▶ **Directive**
Every record should be written out exactly, please.

▶ **Record set**
+-------+

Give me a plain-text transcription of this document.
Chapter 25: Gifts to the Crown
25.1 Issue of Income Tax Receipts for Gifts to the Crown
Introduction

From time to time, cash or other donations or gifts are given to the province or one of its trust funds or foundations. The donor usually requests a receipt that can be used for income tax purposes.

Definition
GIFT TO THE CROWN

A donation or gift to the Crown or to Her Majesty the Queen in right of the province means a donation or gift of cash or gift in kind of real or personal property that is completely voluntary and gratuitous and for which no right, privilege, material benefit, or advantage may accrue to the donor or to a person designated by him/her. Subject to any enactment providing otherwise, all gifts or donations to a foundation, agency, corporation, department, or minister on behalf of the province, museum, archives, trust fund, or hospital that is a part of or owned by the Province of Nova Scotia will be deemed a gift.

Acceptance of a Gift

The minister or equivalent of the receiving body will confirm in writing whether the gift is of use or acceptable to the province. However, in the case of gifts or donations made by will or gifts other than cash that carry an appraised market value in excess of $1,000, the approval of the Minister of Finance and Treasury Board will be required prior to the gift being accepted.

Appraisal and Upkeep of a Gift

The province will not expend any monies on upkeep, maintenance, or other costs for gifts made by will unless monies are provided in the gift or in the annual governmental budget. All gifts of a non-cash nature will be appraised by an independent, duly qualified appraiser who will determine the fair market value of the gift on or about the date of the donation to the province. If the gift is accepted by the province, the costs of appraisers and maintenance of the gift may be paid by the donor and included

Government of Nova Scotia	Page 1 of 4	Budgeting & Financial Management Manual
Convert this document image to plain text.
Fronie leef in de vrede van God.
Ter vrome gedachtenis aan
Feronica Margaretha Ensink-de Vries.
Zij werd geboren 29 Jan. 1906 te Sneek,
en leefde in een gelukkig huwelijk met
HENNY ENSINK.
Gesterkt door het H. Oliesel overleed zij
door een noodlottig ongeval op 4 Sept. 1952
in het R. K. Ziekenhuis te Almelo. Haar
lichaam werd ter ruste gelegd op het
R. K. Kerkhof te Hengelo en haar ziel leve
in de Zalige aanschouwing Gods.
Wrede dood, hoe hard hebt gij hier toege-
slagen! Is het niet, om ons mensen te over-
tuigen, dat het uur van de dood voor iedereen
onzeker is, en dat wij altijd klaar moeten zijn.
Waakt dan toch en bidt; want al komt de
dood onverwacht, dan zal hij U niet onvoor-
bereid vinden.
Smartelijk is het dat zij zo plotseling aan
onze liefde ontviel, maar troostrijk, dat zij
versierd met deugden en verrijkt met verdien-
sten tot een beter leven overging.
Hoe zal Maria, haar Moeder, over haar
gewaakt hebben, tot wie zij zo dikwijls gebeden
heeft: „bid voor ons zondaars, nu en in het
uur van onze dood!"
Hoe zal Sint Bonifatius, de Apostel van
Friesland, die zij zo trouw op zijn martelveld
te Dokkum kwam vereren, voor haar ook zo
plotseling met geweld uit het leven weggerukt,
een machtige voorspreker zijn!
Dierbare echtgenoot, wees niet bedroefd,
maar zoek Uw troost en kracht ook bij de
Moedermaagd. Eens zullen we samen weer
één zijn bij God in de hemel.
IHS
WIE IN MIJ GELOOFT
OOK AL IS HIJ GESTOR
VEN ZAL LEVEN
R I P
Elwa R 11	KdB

+-------+

▶ **Reply**
Give me a plain-text transcription of this document.
Chapter 25: Gifts to the Crown
25.1 Issue of Income Tax Receipts for Gifts to the Crown
Introduction

From time to time, cash or other donations or gifts are given to the province or one of its trust funds or foundations. The donor usually requests a receipt that can be used for income tax purposes.

Definition
GIFT TO THE CROWN

A donation or gift to the Crown or to Her Majesty the Queen in right of the province means a donation or gift of cash or gift in kind of real or personal property that is completely voluntary and gratuitous and for which no right, privilege, material benefit, or advantage may accrue to the donor or to a person designated by him/her. Subject to any enactment providing otherwise, all gifts or donations to a foundation, agency, corporation, department, or minister on behalf of the province, museum, archives, trust fund, or hospital that is a part of or owned by the Province of Nova Scotia will be deemed a gift.

Acceptance of a Gift

The minister or equivalent of the receiving body will confirm in writing whether the gift is of use or acceptable to the province. However, in the case of gifts or donations made by will or gifts other than cash that carry an appraised market value in excess of $1,000, the approval of the Minister of Finance and Treasury Board will be required prior to the gift being accepted.

Appraisal and Upkeep of a Gift

The province will not expend any monies on upkeep, maintenance, or other costs for gifts made by will unless monies are provided in the gift or in the annual governmental budget. All gifts of a non-cash nature will be appraised by an independent, duly qualified appraiser who will determine the fair market value of the gift on or about the date of the donation to the province. If the gift is accepted by the province, the costs of appraisers and maintenance of the gift may be paid by the donor and included

Government of Nova Scotia	Page 1 of 4	Budgeting & Financial Management Manual
Convert this document image to plain text.
Fronie leef in de vrede van God.
Ter vrome gedachtenis aan
Feronica Margaretha Ensink-de Vries.
Zij werd geboren 29 Jan. 1906 te Sneek,
en leefde in een gelukkig huwelijk met
HENNY ENSINK.
Gesterkt door het H. Oliesel overleed zij
door een noodlottig ongeval op 4 Sept. 1952
in het R. K. Ziekenhuis te Almelo. Haar
lichaam werd ter ruste gelegd op het
R. K. Kerkhof te Hengelo en haar ziel leve
in de Zalige aanschouwing Gods.
Wrede dood, hoe hard hebt gij hier toege-
slagen! Is het niet, om ons mensen te over-
tuigen, dat het uur van de dood voor iedereen
onzeker is, en dat wij altijd klaar moeten zijn.
Waakt dan toch en bidt; want al komt de
dood onverwacht, dan zal hij U niet onvoor-
bereid vinden.
Smartelijk is het dat zij zo plotseling aan
onze liefde ontviel, maar troostrijk, dat zij
versierd met deugden en verrijkt met verdien-
sten tot een beter leven overging.
Hoe zal Maria, haar Moeder, over haar
gewaakt hebben, tot wie zij zo dikwijls gebeden
heeft: „bid voor ons zondaars, nu en in het
uur van onze dood!"
Hoe zal Sint Bonifatius, de Apostel van
Friesland, die zij zo trouw op zijn martelveld
te Dokkum kwam vereren, voor haar ook zo
plotseling met geweld uit het leven weggerukt,
een machtige voorspreker zijn!
Dierbare echtgenoot, wees niet bedroefd,
maar zoek Uw troost en kracht ook bij de
Moedermaagd. Eens zullen we samen weer
één zijn bij God in de hemel.
IHS
WIE IN MIJ GELOOFT
OOK AL IS HIJ GESTOR
VEN ZAL LEVEN
R I P
Elwa R 11	KdB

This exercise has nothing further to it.